- [Your instructions] Format everything from the start of the items down to and including the line that contains "exercise-item-4: 4. We’ve" as a numbered list, leaving out any blank lines.

- [Stored dataset items]
— BEGIN —

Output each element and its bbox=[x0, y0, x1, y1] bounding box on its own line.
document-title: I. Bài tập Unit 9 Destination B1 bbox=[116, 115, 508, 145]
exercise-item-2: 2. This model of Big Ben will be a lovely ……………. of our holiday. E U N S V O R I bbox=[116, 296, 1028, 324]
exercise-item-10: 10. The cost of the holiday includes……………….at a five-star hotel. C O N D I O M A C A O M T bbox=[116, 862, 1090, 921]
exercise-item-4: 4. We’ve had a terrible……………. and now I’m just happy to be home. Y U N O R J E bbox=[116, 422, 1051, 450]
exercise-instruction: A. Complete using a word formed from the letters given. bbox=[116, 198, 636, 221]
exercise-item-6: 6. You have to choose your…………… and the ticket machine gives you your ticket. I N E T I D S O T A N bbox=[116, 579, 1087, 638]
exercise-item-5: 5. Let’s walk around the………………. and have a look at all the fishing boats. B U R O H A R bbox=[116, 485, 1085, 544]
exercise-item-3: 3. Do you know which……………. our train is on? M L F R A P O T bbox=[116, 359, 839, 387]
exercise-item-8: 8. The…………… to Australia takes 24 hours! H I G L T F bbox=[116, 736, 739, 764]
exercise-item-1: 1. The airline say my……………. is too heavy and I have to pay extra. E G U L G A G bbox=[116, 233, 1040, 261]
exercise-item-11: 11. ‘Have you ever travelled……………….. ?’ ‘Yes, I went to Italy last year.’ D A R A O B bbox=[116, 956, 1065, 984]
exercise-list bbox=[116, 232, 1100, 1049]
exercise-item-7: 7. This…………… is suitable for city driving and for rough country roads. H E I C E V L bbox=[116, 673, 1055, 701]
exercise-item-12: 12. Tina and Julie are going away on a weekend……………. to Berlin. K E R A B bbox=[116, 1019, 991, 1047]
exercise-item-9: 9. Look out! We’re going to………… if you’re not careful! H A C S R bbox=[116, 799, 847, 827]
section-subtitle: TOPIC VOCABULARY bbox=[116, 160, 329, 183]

— END —

- [Task result]
1. Output each element and its bbox=[x0, y0, x1, y1] bounding box on its own line.
2. document-title: I. Bài tập Unit 9 Destination B1 bbox=[116, 115, 508, 145]
3. exercise-item-2: 2. This model of Big Ben will be a lovely ……………. of our holiday. E U N S V O R I bbox=[116, 296, 1028, 324]
4. exercise-item-10: 10. The cost of the holiday includes……………….at a five-star hotel. C O N D I O M A C A O M T bbox=[116, 862, 1090, 921]
5. exercise-item-4: 4. We’ve had a terrible……………. and now I’m just happy to be home. Y U N O R J E bbox=[116, 422, 1051, 450]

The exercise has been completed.